START EXCERPTED DATA
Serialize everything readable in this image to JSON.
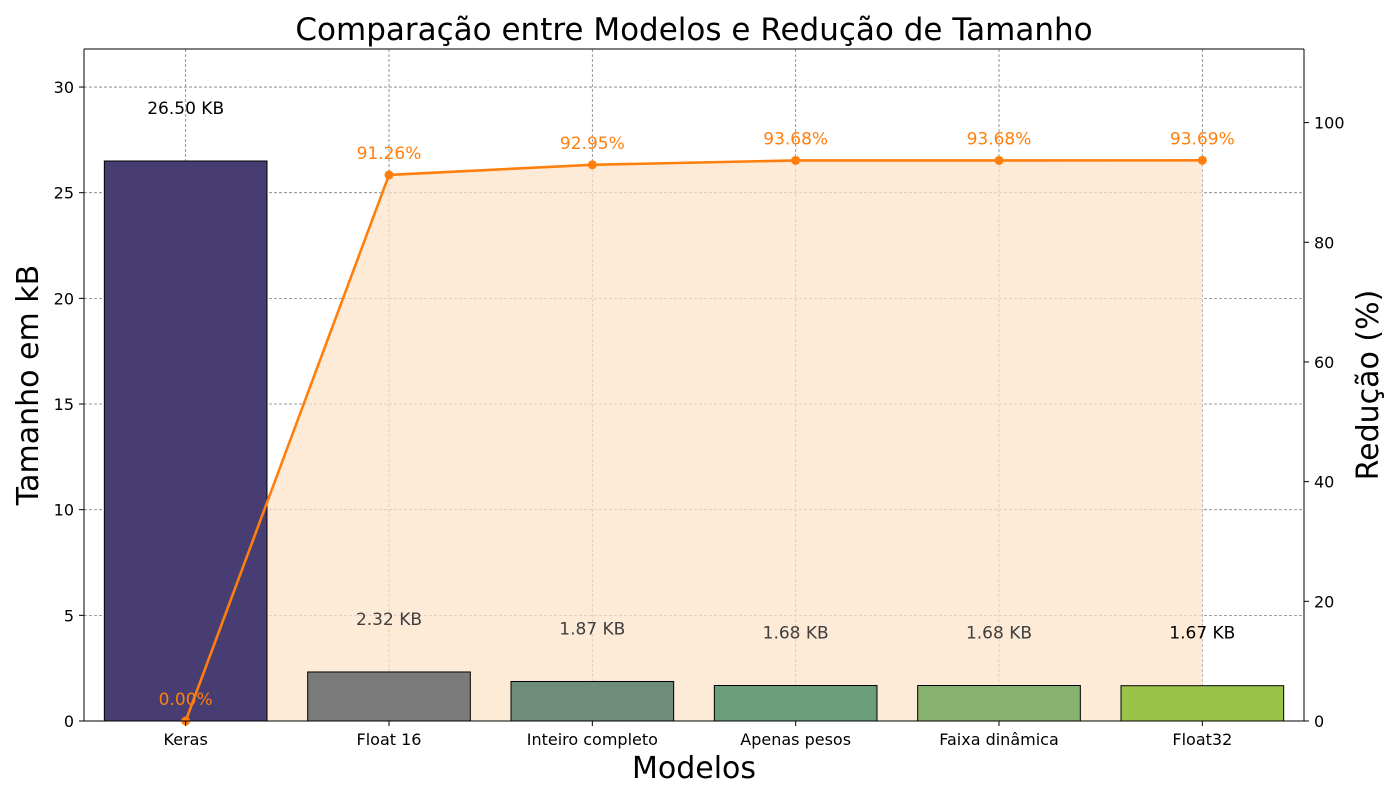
{
  "chart_data": {
    "type": "bar",
    "title": "Comparação entre Modelos e Redução de Tamanho",
    "xlabel": "Modelos",
    "ylabel": "Tamanho em kB",
    "ylabel_right": "Redução (%)",
    "categories": [
      "Keras",
      "Float 16",
      "Inteiro completo",
      "Apenas pesos",
      "Faixa dinâmica",
      "Float32"
    ],
    "series": [
      {
        "axis": "left",
        "type": "bar",
        "values": [
          26.5,
          2.32,
          1.87,
          1.68,
          1.68,
          1.67
        ],
        "labels": [
          "26.50 KB",
          "2.32 KB",
          "1.87 KB",
          "1.68 KB",
          "1.68 KB",
          "1.67 KB"
        ],
        "colors": [
          "#483d73",
          "#7a7a7a",
          "#6e8c7a",
          "#6a9e7a",
          "#88b06e",
          "#9ac34a"
        ]
      },
      {
        "axis": "right",
        "type": "line",
        "values": [
          0.0,
          91.26,
          92.95,
          93.68,
          93.68,
          93.69
        ],
        "labels": [
          "0.00%",
          "91.26%",
          "92.95%",
          "93.68%",
          "93.68%",
          "93.69%"
        ],
        "color": "#ff7f0e",
        "fill": "#fde3c8"
      }
    ],
    "ylim": [
      0,
      31.8
    ],
    "ylim_right": [
      0,
      112.3
    ],
    "yticks": [
      0,
      5,
      10,
      15,
      20,
      25,
      30
    ],
    "yticks_right": [
      0,
      20,
      40,
      60,
      80,
      100
    ],
    "grid": true
  }
}
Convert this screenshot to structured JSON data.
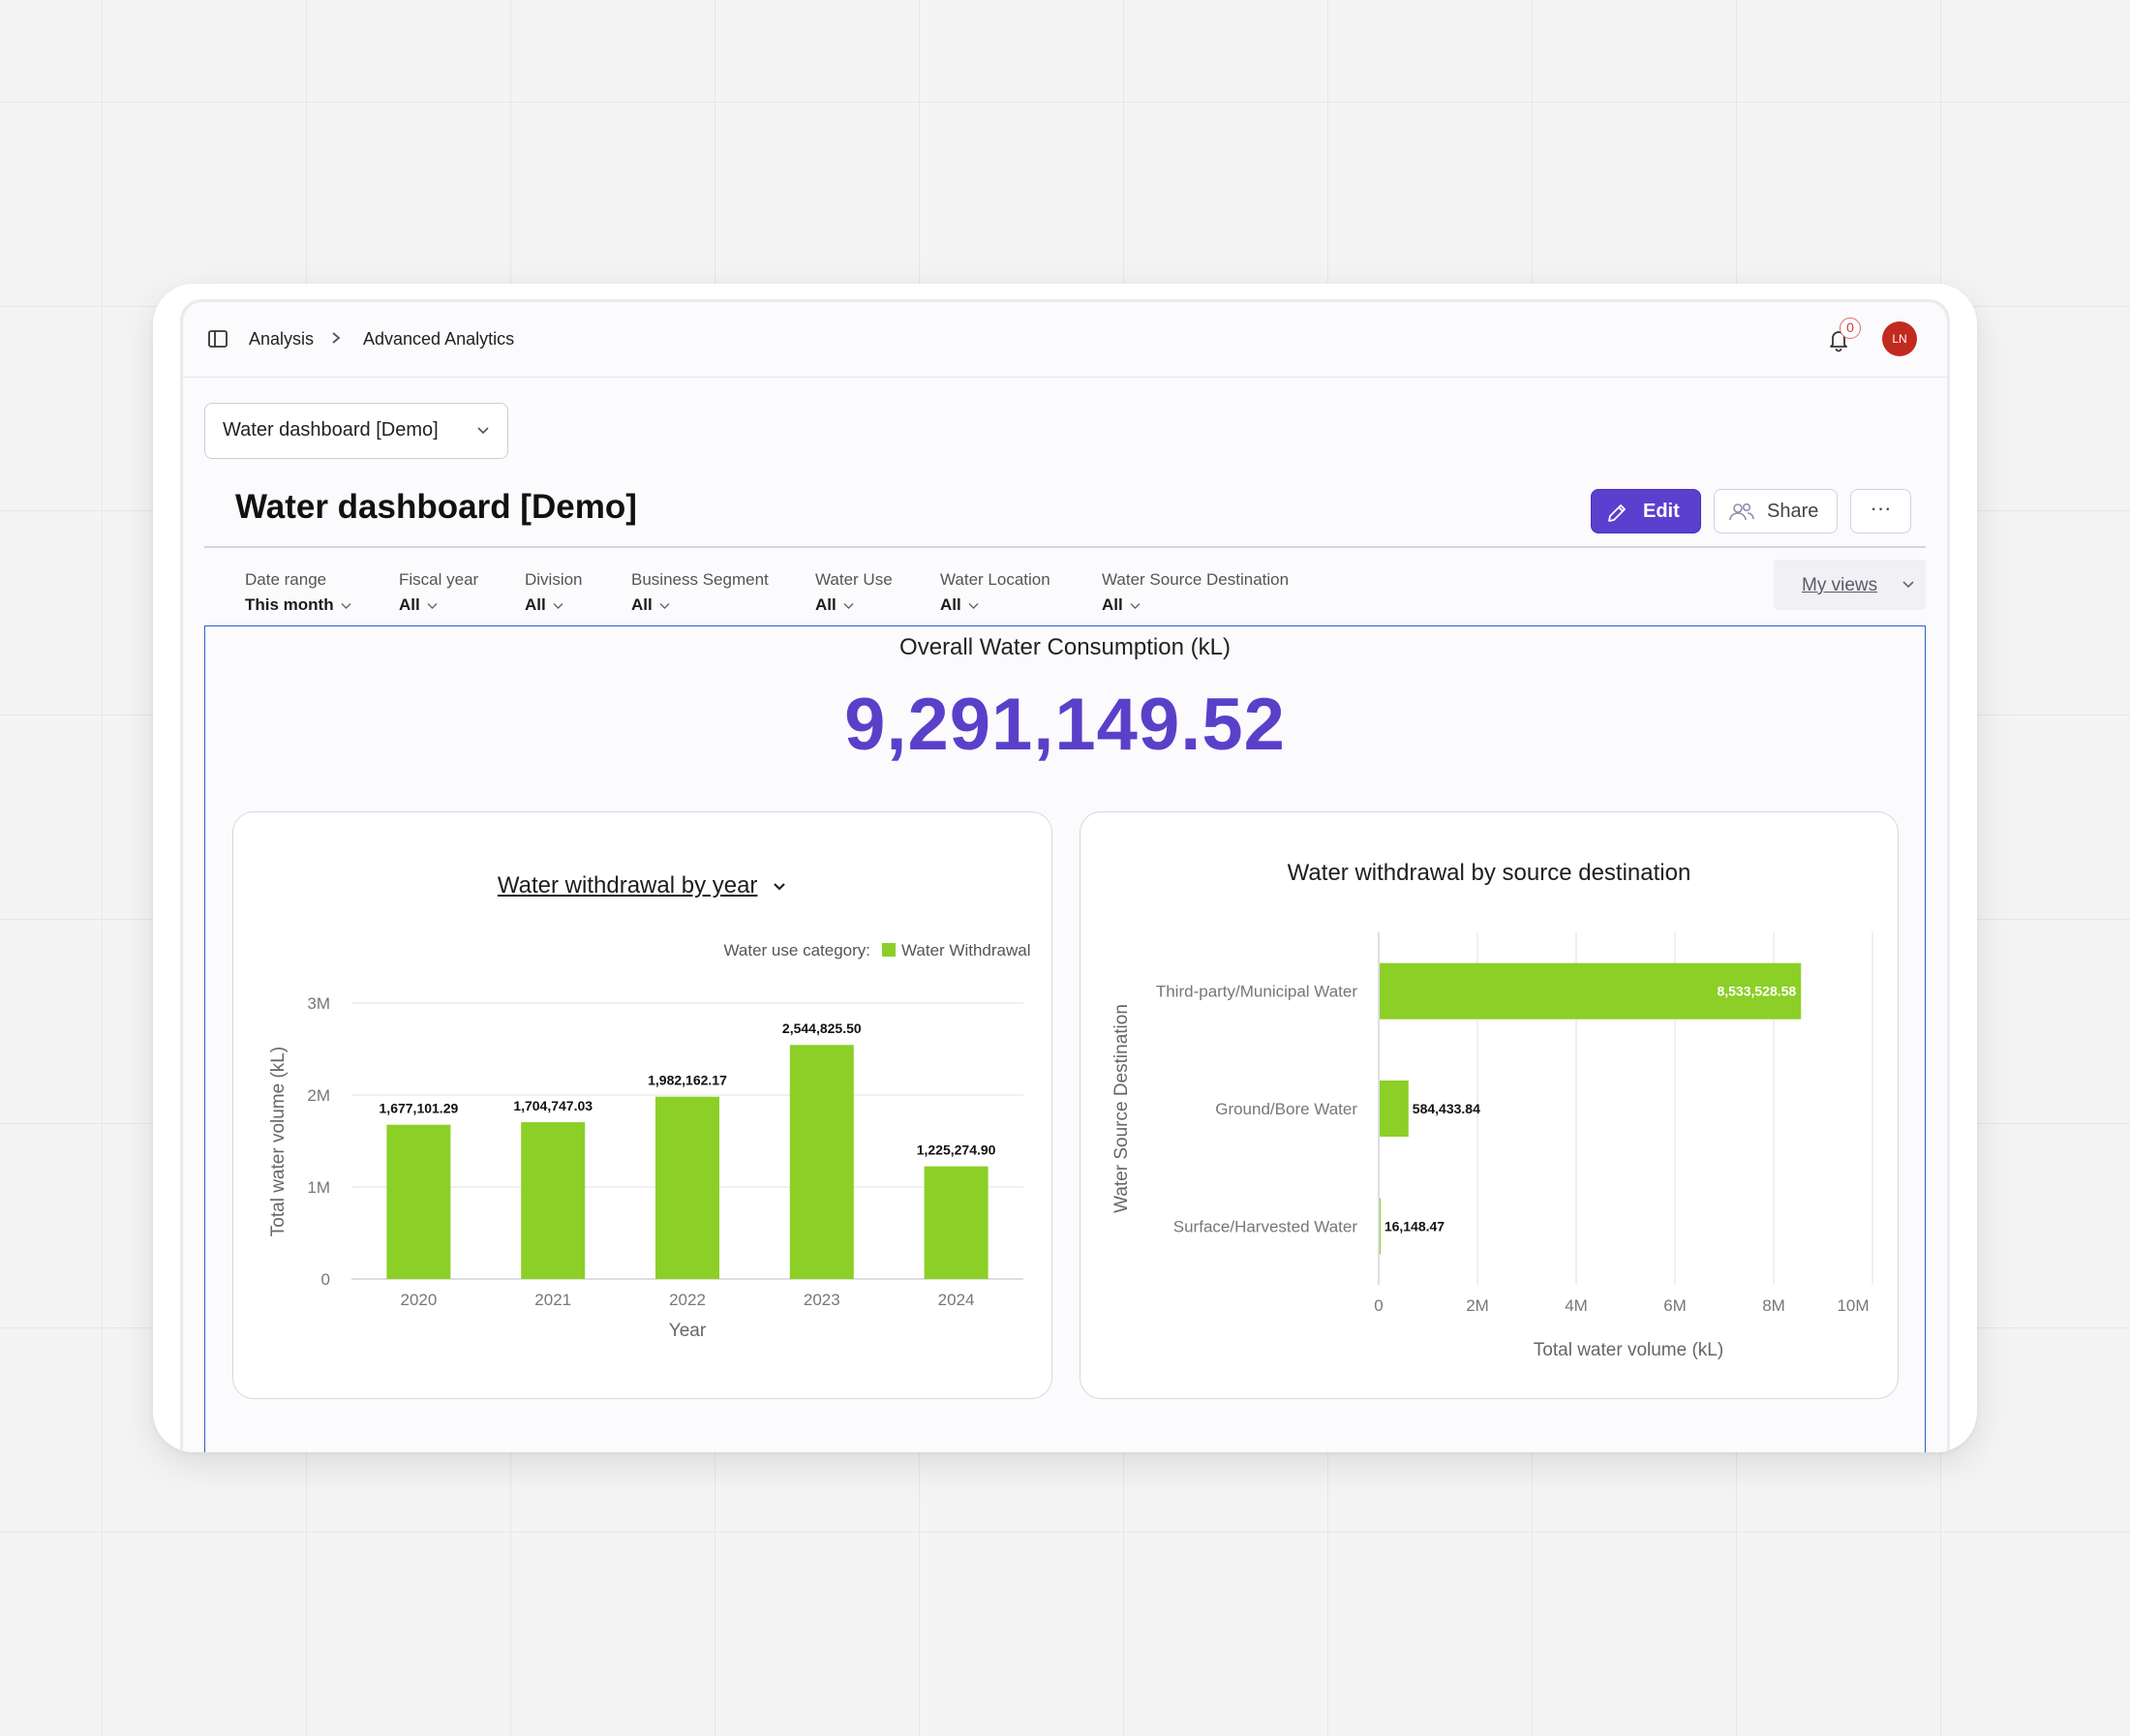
{
  "breadcrumb": {
    "items": [
      "Analysis",
      "Advanced Analytics"
    ]
  },
  "notifications": {
    "count": "0"
  },
  "user": {
    "initials": "LN"
  },
  "dashboard_selector": {
    "value": "Water dashboard [Demo]"
  },
  "page": {
    "title": "Water dashboard [Demo]"
  },
  "actions": {
    "edit": "Edit",
    "share": "Share",
    "more": "···"
  },
  "filters": [
    {
      "label": "Date range",
      "value": "This month"
    },
    {
      "label": "Fiscal year",
      "value": "All"
    },
    {
      "label": "Division",
      "value": "All"
    },
    {
      "label": "Business Segment",
      "value": "All"
    },
    {
      "label": "Water Use",
      "value": "All"
    },
    {
      "label": "Water Location",
      "value": "All"
    },
    {
      "label": "Water Source Destination",
      "value": "All"
    }
  ],
  "my_views": "My views",
  "kpi": {
    "title": "Overall Water Consumption (kL)",
    "value": "9,291,149.52"
  },
  "colors": {
    "accent": "#5b3fcf",
    "bar": "#8ccf27",
    "kpi": "#5a40c9"
  },
  "chart_data": [
    {
      "type": "bar",
      "title": "Water withdrawal by year",
      "legend_title": "Water use category:",
      "legend_position": "top-right",
      "xlabel": "Year",
      "ylabel": "Total water volume (kL)",
      "ylim": [
        0,
        3000000
      ],
      "yticks": [
        0,
        1000000,
        2000000,
        3000000
      ],
      "ytick_labels": [
        "0",
        "1M",
        "2M",
        "3M"
      ],
      "categories": [
        "2020",
        "2021",
        "2022",
        "2023",
        "2024"
      ],
      "series": [
        {
          "name": "Water Withdrawal",
          "values": [
            1677101.29,
            1704747.03,
            1982162.17,
            2544825.5,
            1225274.9
          ],
          "labels": [
            "1,677,101.29",
            "1,704,747.03",
            "1,982,162.17",
            "2,544,825.50",
            "1,225,274.90"
          ]
        }
      ],
      "grid": true
    },
    {
      "type": "bar",
      "orientation": "horizontal",
      "title": "Water withdrawal by source destination",
      "xlabel": "Total water volume (kL)",
      "ylabel": "Water Source Destination",
      "xlim": [
        0,
        10000000
      ],
      "xticks": [
        0,
        2000000,
        4000000,
        6000000,
        8000000,
        10000000
      ],
      "xtick_labels": [
        "0",
        "2M",
        "4M",
        "6M",
        "8M",
        "10M"
      ],
      "categories": [
        "Third-party/Municipal Water",
        "Ground/Bore Water",
        "Surface/Harvested Water"
      ],
      "values": [
        8533528.58,
        584433.84,
        16148.47
      ],
      "labels": [
        "8,533,528.58",
        "584,433.84",
        "16,148.47"
      ],
      "grid": true
    }
  ]
}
END EXCERPTED DATA
AIM >> Can you repeat every record above exactly, apart from the pictures?

EXERCISE RESPONSE >>
Serialize everything readable in this image to JSON.
{
  "chart_data": {
    "type": "bar",
    "title": "Comparação entre Modelos e Redução de Tamanho",
    "xlabel": "Modelos",
    "ylabel": "Tamanho em kB",
    "ylabel_right": "Redução (%)",
    "categories": [
      "Keras",
      "Float 16",
      "Inteiro completo",
      "Apenas pesos",
      "Faixa dinâmica",
      "Float32"
    ],
    "series": [
      {
        "axis": "left",
        "type": "bar",
        "values": [
          26.5,
          2.32,
          1.87,
          1.68,
          1.68,
          1.67
        ],
        "labels": [
          "26.50 KB",
          "2.32 KB",
          "1.87 KB",
          "1.68 KB",
          "1.68 KB",
          "1.67 KB"
        ],
        "colors": [
          "#483d73",
          "#7a7a7a",
          "#6e8c7a",
          "#6a9e7a",
          "#88b06e",
          "#9ac34a"
        ]
      },
      {
        "axis": "right",
        "type": "line",
        "values": [
          0.0,
          91.26,
          92.95,
          93.68,
          93.68,
          93.69
        ],
        "labels": [
          "0.00%",
          "91.26%",
          "92.95%",
          "93.68%",
          "93.68%",
          "93.69%"
        ],
        "color": "#ff7f0e",
        "fill": "#fde3c8"
      }
    ],
    "ylim": [
      0,
      31.8
    ],
    "ylim_right": [
      0,
      112.3
    ],
    "yticks": [
      0,
      5,
      10,
      15,
      20,
      25,
      30
    ],
    "yticks_right": [
      0,
      20,
      40,
      60,
      80,
      100
    ],
    "grid": true
  }
}
Convert this screenshot to structured JSON data.
{
  "breadcrumb": {
    "items": [
      "Analysis",
      "Advanced Analytics"
    ]
  },
  "notifications": {
    "count": "0"
  },
  "user": {
    "initials": "LN"
  },
  "dashboard_selector": {
    "value": "Water dashboard [Demo]"
  },
  "page": {
    "title": "Water dashboard [Demo]"
  },
  "actions": {
    "edit": "Edit",
    "share": "Share",
    "more": "···"
  },
  "filters": [
    {
      "label": "Date range",
      "value": "This month"
    },
    {
      "label": "Fiscal year",
      "value": "All"
    },
    {
      "label": "Division",
      "value": "All"
    },
    {
      "label": "Business Segment",
      "value": "All"
    },
    {
      "label": "Water Use",
      "value": "All"
    },
    {
      "label": "Water Location",
      "value": "All"
    },
    {
      "label": "Water Source Destination",
      "value": "All"
    }
  ],
  "my_views": "My views",
  "kpi": {
    "title": "Overall Water Consumption (kL)",
    "value": "9,291,149.52"
  },
  "colors": {
    "accent": "#5b3fcf",
    "bar": "#8ccf27",
    "kpi": "#5a40c9"
  },
  "chart_data": [
    {
      "type": "bar",
      "title": "Water withdrawal by year",
      "legend_title": "Water use category:",
      "legend_position": "top-right",
      "xlabel": "Year",
      "ylabel": "Total water volume (kL)",
      "ylim": [
        0,
        3000000
      ],
      "yticks": [
        0,
        1000000,
        2000000,
        3000000
      ],
      "ytick_labels": [
        "0",
        "1M",
        "2M",
        "3M"
      ],
      "categories": [
        "2020",
        "2021",
        "2022",
        "2023",
        "2024"
      ],
      "series": [
        {
          "name": "Water Withdrawal",
          "values": [
            1677101.29,
            1704747.03,
            1982162.17,
            2544825.5,
            1225274.9
          ],
          "labels": [
            "1,677,101.29",
            "1,704,747.03",
            "1,982,162.17",
            "2,544,825.50",
            "1,225,274.90"
          ]
        }
      ],
      "grid": true
    },
    {
      "type": "bar",
      "orientation": "horizontal",
      "title": "Water withdrawal by source destination",
      "xlabel": "Total water volume (kL)",
      "ylabel": "Water Source Destination",
      "xlim": [
        0,
        10000000
      ],
      "xticks": [
        0,
        2000000,
        4000000,
        6000000,
        8000000,
        10000000
      ],
      "xtick_labels": [
        "0",
        "2M",
        "4M",
        "6M",
        "8M",
        "10M"
      ],
      "categories": [
        "Third-party/Municipal Water",
        "Ground/Bore Water",
        "Surface/Harvested Water"
      ],
      "values": [
        8533528.58,
        584433.84,
        16148.47
      ],
      "labels": [
        "8,533,528.58",
        "584,433.84",
        "16,148.47"
      ],
      "grid": true
    }
  ]
}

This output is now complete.